PROMPT
Copy out each line below exactly as it appears.

SUPPLIED DATA
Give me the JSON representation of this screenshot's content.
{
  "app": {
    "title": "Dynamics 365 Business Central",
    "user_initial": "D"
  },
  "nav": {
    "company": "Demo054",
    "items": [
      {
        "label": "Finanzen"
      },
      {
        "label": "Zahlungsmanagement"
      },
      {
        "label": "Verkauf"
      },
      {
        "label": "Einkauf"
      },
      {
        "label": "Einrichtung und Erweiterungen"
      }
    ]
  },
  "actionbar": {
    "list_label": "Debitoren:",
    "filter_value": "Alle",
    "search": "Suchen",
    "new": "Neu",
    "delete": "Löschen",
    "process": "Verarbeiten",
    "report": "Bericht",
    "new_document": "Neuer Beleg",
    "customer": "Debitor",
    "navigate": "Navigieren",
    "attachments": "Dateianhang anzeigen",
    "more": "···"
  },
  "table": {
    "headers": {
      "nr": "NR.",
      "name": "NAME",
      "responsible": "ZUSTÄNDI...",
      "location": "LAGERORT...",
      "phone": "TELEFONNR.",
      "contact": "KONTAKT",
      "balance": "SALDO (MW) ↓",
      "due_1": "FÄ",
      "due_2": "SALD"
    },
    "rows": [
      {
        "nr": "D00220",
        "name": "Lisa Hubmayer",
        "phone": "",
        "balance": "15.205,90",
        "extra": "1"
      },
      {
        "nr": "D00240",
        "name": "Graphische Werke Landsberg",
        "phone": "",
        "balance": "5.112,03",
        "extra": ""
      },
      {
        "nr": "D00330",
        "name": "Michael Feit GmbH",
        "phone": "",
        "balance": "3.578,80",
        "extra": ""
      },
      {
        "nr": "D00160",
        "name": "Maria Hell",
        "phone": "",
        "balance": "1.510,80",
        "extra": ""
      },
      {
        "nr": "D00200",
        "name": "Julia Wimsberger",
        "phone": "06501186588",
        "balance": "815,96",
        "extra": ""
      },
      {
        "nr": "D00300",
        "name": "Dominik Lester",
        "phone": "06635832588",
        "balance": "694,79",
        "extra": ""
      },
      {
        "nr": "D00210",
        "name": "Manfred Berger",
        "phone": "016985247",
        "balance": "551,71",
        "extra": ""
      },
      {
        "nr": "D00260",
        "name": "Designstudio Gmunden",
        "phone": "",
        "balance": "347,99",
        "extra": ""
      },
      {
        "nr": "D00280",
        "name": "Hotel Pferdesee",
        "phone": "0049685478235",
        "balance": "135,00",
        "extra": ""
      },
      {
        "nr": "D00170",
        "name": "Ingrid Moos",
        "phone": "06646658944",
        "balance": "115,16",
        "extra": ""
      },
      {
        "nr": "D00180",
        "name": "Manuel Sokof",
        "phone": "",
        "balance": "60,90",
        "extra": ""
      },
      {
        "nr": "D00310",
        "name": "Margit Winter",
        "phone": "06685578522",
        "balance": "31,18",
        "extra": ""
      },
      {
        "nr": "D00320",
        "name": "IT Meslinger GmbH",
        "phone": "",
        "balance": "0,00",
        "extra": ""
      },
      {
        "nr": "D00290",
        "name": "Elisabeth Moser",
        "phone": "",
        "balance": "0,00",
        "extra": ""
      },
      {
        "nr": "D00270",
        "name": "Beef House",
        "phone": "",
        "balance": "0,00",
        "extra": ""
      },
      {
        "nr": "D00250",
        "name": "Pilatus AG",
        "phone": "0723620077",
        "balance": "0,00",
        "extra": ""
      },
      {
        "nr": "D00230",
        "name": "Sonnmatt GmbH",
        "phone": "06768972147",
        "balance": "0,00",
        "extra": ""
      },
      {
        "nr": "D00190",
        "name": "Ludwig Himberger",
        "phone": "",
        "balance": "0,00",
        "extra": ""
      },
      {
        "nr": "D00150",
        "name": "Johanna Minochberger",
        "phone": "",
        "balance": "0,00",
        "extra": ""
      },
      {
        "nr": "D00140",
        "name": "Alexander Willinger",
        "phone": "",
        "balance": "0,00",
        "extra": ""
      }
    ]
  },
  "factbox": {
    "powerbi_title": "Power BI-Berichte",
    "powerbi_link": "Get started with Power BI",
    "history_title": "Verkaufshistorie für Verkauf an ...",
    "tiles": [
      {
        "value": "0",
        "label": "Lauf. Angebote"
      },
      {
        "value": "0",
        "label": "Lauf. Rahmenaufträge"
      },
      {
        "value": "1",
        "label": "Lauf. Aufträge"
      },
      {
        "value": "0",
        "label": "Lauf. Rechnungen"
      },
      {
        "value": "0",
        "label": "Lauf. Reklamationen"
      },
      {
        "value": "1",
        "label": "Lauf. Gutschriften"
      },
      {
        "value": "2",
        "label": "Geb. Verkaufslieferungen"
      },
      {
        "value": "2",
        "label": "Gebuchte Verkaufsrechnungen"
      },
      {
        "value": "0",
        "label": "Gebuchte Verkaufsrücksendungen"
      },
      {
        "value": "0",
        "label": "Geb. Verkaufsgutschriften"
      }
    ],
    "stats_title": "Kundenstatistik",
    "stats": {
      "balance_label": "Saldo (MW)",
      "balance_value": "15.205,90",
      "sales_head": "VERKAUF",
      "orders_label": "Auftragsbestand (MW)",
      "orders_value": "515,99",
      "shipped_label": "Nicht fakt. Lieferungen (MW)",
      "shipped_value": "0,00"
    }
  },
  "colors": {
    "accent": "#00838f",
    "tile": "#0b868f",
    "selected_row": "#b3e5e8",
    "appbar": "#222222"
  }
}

FULL ANSWER
Give me the JSON representation of this screenshot's content.
{
  "app": {
    "title": "Dynamics 365 Business Central",
    "user_initial": "D"
  },
  "nav": {
    "company": "Demo054",
    "items": [
      {
        "label": "Finanzen"
      },
      {
        "label": "Zahlungsmanagement"
      },
      {
        "label": "Verkauf"
      },
      {
        "label": "Einkauf"
      },
      {
        "label": "Einrichtung und Erweiterungen"
      }
    ]
  },
  "actionbar": {
    "list_label": "Debitoren:",
    "filter_value": "Alle",
    "search": "Suchen",
    "new": "Neu",
    "delete": "Löschen",
    "process": "Verarbeiten",
    "report": "Bericht",
    "new_document": "Neuer Beleg",
    "customer": "Debitor",
    "navigate": "Navigieren",
    "attachments": "Dateianhang anzeigen",
    "more": "···"
  },
  "table": {
    "headers": {
      "nr": "NR.",
      "name": "NAME",
      "responsible": "ZUSTÄNDI...",
      "location": "LAGERORT...",
      "phone": "TELEFONNR.",
      "contact": "KONTAKT",
      "balance": "SALDO (MW) ↓",
      "due_1": "FÄ",
      "due_2": "SALD"
    },
    "rows": [
      {
        "nr": "D00220",
        "name": "Lisa Hubmayer",
        "phone": "",
        "balance": "15.205,90",
        "extra": "1"
      },
      {
        "nr": "D00240",
        "name": "Graphische Werke Landsberg",
        "phone": "",
        "balance": "5.112,03",
        "extra": ""
      },
      {
        "nr": "D00330",
        "name": "Michael Feit GmbH",
        "phone": "",
        "balance": "3.578,80",
        "extra": ""
      },
      {
        "nr": "D00160",
        "name": "Maria Hell",
        "phone": "",
        "balance": "1.510,80",
        "extra": ""
      },
      {
        "nr": "D00200",
        "name": "Julia Wimsberger",
        "phone": "06501186588",
        "balance": "815,96",
        "extra": ""
      },
      {
        "nr": "D00300",
        "name": "Dominik Lester",
        "phone": "06635832588",
        "balance": "694,79",
        "extra": ""
      },
      {
        "nr": "D00210",
        "name": "Manfred Berger",
        "phone": "016985247",
        "balance": "551,71",
        "extra": ""
      },
      {
        "nr": "D00260",
        "name": "Designstudio Gmunden",
        "phone": "",
        "balance": "347,99",
        "extra": ""
      },
      {
        "nr": "D00280",
        "name": "Hotel Pferdesee",
        "phone": "0049685478235",
        "balance": "135,00",
        "extra": ""
      },
      {
        "nr": "D00170",
        "name": "Ingrid Moos",
        "phone": "06646658944",
        "balance": "115,16",
        "extra": ""
      },
      {
        "nr": "D00180",
        "name": "Manuel Sokof",
        "phone": "",
        "balance": "60,90",
        "extra": ""
      },
      {
        "nr": "D00310",
        "name": "Margit Winter",
        "phone": "06685578522",
        "balance": "31,18",
        "extra": ""
      },
      {
        "nr": "D00320",
        "name": "IT Meslinger GmbH",
        "phone": "",
        "balance": "0,00",
        "extra": ""
      },
      {
        "nr": "D00290",
        "name": "Elisabeth Moser",
        "phone": "",
        "balance": "0,00",
        "extra": ""
      },
      {
        "nr": "D00270",
        "name": "Beef House",
        "phone": "",
        "balance": "0,00",
        "extra": ""
      },
      {
        "nr": "D00250",
        "name": "Pilatus AG",
        "phone": "0723620077",
        "balance": "0,00",
        "extra": ""
      },
      {
        "nr": "D00230",
        "name": "Sonnmatt GmbH",
        "phone": "06768972147",
        "balance": "0,00",
        "extra": ""
      },
      {
        "nr": "D00190",
        "name": "Ludwig Himberger",
        "phone": "",
        "balance": "0,00",
        "extra": ""
      },
      {
        "nr": "D00150",
        "name": "Johanna Minochberger",
        "phone": "",
        "balance": "0,00",
        "extra": ""
      },
      {
        "nr": "D00140",
        "name": "Alexander Willinger",
        "phone": "",
        "balance": "0,00",
        "extra": ""
      }
    ]
  },
  "factbox": {
    "powerbi_title": "Power BI-Berichte",
    "powerbi_link": "Get started with Power BI",
    "history_title": "Verkaufshistorie für Verkauf an ...",
    "tiles": [
      {
        "value": "0",
        "label": "Lauf. Angebote"
      },
      {
        "value": "0",
        "label": "Lauf. Rahmenaufträge"
      },
      {
        "value": "1",
        "label": "Lauf. Aufträge"
      },
      {
        "value": "0",
        "label": "Lauf. Rechnungen"
      },
      {
        "value": "0",
        "label": "Lauf. Reklamationen"
      },
      {
        "value": "1",
        "label": "Lauf. Gutschriften"
      },
      {
        "value": "2",
        "label": "Geb. Verkaufslieferungen"
      },
      {
        "value": "2",
        "label": "Gebuchte Verkaufsrechnungen"
      },
      {
        "value": "0",
        "label": "Gebuchte Verkaufsrücksendungen"
      },
      {
        "value": "0",
        "label": "Geb. Verkaufsgutschriften"
      }
    ],
    "stats_title": "Kundenstatistik",
    "stats": {
      "balance_label": "Saldo (MW)",
      "balance_value": "15.205,90",
      "sales_head": "VERKAUF",
      "orders_label": "Auftragsbestand (MW)",
      "orders_value": "515,99",
      "shipped_label": "Nicht fakt. Lieferungen (MW)",
      "shipped_value": "0,00"
    }
  },
  "colors": {
    "accent": "#00838f",
    "tile": "#0b868f",
    "selected_row": "#b3e5e8",
    "appbar": "#222222"
  }
}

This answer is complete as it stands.